━━━ Material for this task

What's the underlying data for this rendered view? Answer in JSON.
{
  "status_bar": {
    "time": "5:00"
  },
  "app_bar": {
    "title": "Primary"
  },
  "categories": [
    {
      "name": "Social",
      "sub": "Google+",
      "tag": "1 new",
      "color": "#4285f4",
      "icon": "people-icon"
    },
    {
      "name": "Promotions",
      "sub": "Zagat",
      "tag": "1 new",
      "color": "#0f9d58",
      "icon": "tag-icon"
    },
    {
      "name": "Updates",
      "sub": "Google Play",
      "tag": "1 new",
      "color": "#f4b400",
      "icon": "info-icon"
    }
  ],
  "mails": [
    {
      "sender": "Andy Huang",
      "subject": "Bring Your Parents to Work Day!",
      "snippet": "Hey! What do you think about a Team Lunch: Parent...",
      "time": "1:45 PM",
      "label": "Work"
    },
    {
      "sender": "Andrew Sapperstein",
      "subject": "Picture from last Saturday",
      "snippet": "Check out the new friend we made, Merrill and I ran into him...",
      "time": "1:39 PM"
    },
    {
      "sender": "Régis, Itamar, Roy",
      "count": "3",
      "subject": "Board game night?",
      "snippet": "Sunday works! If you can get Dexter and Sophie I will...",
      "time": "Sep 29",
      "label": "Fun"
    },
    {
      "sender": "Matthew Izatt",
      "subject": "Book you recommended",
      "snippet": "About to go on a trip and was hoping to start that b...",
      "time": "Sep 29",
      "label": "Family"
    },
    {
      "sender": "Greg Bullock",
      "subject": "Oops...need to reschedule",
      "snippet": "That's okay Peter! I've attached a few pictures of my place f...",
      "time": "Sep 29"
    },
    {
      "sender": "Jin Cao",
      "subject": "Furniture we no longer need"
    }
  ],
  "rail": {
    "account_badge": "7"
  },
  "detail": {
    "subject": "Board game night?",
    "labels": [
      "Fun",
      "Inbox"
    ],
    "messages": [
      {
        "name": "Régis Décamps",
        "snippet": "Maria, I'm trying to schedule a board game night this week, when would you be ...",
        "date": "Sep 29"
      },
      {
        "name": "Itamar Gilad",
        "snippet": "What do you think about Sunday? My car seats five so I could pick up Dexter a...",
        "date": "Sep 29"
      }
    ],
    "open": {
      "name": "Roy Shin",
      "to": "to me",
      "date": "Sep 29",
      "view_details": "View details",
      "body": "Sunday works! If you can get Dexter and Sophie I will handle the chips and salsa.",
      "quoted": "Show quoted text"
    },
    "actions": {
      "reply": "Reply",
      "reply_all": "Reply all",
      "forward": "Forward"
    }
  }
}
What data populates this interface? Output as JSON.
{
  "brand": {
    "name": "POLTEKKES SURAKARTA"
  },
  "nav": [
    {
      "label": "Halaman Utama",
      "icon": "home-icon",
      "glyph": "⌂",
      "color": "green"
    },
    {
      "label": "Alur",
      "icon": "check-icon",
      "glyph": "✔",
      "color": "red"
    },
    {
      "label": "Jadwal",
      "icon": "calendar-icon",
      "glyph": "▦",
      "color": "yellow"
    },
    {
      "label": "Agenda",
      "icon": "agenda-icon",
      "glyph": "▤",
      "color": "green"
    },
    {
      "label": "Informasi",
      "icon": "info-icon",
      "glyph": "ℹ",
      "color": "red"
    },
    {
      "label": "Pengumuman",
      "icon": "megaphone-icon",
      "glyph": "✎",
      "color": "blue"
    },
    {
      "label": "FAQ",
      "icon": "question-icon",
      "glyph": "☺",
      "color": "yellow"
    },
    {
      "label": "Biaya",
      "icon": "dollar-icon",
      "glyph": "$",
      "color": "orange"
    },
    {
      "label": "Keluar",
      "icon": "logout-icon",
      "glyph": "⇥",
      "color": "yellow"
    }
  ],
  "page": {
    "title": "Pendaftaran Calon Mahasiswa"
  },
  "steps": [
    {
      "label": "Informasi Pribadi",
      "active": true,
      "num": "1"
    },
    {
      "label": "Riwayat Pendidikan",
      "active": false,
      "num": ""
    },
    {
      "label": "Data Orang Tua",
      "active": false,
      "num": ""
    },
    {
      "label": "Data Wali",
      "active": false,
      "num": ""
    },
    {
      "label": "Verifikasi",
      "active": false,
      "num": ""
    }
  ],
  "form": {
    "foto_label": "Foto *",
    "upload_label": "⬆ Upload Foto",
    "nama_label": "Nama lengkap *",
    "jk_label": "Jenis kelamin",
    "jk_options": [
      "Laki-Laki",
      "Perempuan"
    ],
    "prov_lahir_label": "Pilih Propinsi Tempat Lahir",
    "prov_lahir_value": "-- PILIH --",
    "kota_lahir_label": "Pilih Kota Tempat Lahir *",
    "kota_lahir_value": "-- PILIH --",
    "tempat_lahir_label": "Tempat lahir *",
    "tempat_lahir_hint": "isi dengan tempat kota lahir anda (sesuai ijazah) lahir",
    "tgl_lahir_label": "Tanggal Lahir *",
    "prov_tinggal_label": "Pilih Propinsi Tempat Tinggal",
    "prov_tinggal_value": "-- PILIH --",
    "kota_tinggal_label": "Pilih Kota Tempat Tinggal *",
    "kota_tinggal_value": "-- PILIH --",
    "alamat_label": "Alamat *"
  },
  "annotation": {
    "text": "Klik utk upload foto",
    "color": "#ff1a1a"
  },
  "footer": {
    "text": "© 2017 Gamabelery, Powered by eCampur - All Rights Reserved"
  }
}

━━━━━━

Aim: Retype the listing above in full, with no alterations.

Result for this exercise:
What's the underlying data for this rendered view? Answer in JSON.
{
  "status_bar": {
    "time": "5:00"
  },
  "app_bar": {
    "title": "Primary"
  },
  "categories": [
    {
      "name": "Social",
      "sub": "Google+",
      "tag": "1 new",
      "color": "#4285f4",
      "icon": "people-icon"
    },
    {
      "name": "Promotions",
      "sub": "Zagat",
      "tag": "1 new",
      "color": "#0f9d58",
      "icon": "tag-icon"
    },
    {
      "name": "Updates",
      "sub": "Google Play",
      "tag": "1 new",
      "color": "#f4b400",
      "icon": "info-icon"
    }
  ],
  "mails": [
    {
      "sender": "Andy Huang",
      "subject": "Bring Your Parents to Work Day!",
      "snippet": "Hey! What do you think about a Team Lunch: Parent...",
      "time": "1:45 PM",
      "label": "Work"
    },
    {
      "sender": "Andrew Sapperstein",
      "subject": "Picture from last Saturday",
      "snippet": "Check out the new friend we made, Merrill and I ran into him...",
      "time": "1:39 PM"
    },
    {
      "sender": "Régis, Itamar, Roy",
      "count": "3",
      "subject": "Board game night?",
      "snippet": "Sunday works! If you can get Dexter and Sophie I will...",
      "time": "Sep 29",
      "label": "Fun"
    },
    {
      "sender": "Matthew Izatt",
      "subject": "Book you recommended",
      "snippet": "About to go on a trip and was hoping to start that b...",
      "time": "Sep 29",
      "label": "Family"
    },
    {
      "sender": "Greg Bullock",
      "subject": "Oops...need to reschedule",
      "snippet": "That's okay Peter! I've attached a few pictures of my place f...",
      "time": "Sep 29"
    },
    {
      "sender": "Jin Cao",
      "subject": "Furniture we no longer need"
    }
  ],
  "rail": {
    "account_badge": "7"
  },
  "detail": {
    "subject": "Board game night?",
    "labels": [
      "Fun",
      "Inbox"
    ],
    "messages": [
      {
        "name": "Régis Décamps",
        "snippet": "Maria, I'm trying to schedule a board game night this week, when would you be ...",
        "date": "Sep 29"
      },
      {
        "name": "Itamar Gilad",
        "snippet": "What do you think about Sunday? My car seats five so I could pick up Dexter a...",
        "date": "Sep 29"
      }
    ],
    "open": {
      "name": "Roy Shin",
      "to": "to me",
      "date": "Sep 29",
      "view_details": "View details",
      "body": "Sunday works! If you can get Dexter and Sophie I will handle the chips and salsa.",
      "quoted": "Show quoted text"
    },
    "actions": {
      "reply": "Reply",
      "reply_all": "Reply all",
      "forward": "Forward"
    }
  }
}
What data populates this interface? Output as JSON.
{
  "brand": {
    "name": "POLTEKKES SURAKARTA"
  },
  "nav": [
    {
      "label": "Halaman Utama",
      "icon": "home-icon",
      "glyph": "⌂",
      "color": "green"
    },
    {
      "label": "Alur",
      "icon": "check-icon",
      "glyph": "✔",
      "color": "red"
    },
    {
      "label": "Jadwal",
      "icon": "calendar-icon",
      "glyph": "▦",
      "color": "yellow"
    },
    {
      "label": "Agenda",
      "icon": "agenda-icon",
      "glyph": "▤",
      "color": "green"
    },
    {
      "label": "Informasi",
      "icon": "info-icon",
      "glyph": "ℹ",
      "color": "red"
    },
    {
      "label": "Pengumuman",
      "icon": "megaphone-icon",
      "glyph": "✎",
      "color": "blue"
    },
    {
      "label": "FAQ",
      "icon": "question-icon",
      "glyph": "☺",
      "color": "yellow"
    },
    {
      "label": "Biaya",
      "icon": "dollar-icon",
      "glyph": "$",
      "color": "orange"
    },
    {
      "label": "Keluar",
      "icon": "logout-icon",
      "glyph": "⇥",
      "color": "yellow"
    }
  ],
  "page": {
    "title": "Pendaftaran Calon Mahasiswa"
  },
  "steps": [
    {
      "label": "Informasi Pribadi",
      "active": true,
      "num": "1"
    },
    {
      "label": "Riwayat Pendidikan",
      "active": false,
      "num": ""
    },
    {
      "label": "Data Orang Tua",
      "active": false,
      "num": ""
    },
    {
      "label": "Data Wali",
      "active": false,
      "num": ""
    },
    {
      "label": "Verifikasi",
      "active": false,
      "num": ""
    }
  ],
  "form": {
    "foto_label": "Foto *",
    "upload_label": "⬆ Upload Foto",
    "nama_label": "Nama lengkap *",
    "jk_label": "Jenis kelamin",
    "jk_options": [
      "Laki-Laki",
      "Perempuan"
    ],
    "prov_lahir_label": "Pilih Propinsi Tempat Lahir",
    "prov_lahir_value": "-- PILIH --",
    "kota_lahir_label": "Pilih Kota Tempat Lahir *",
    "kota_lahir_value": "-- PILIH --",
    "tempat_lahir_label": "Tempat lahir *",
    "tempat_lahir_hint": "isi dengan tempat kota lahir anda (sesuai ijazah) lahir",
    "tgl_lahir_label": "Tanggal Lahir *",
    "prov_tinggal_label": "Pilih Propinsi Tempat Tinggal",
    "prov_tinggal_value": "-- PILIH --",
    "kota_tinggal_label": "Pilih Kota Tempat Tinggal *",
    "kota_tinggal_value": "-- PILIH --",
    "alamat_label": "Alamat *"
  },
  "annotation": {
    "text": "Klik utk upload foto",
    "color": "#ff1a1a"
  },
  "footer": {
    "text": "© 2017 Gamabelery, Powered by eCampur - All Rights Reserved"
  }
}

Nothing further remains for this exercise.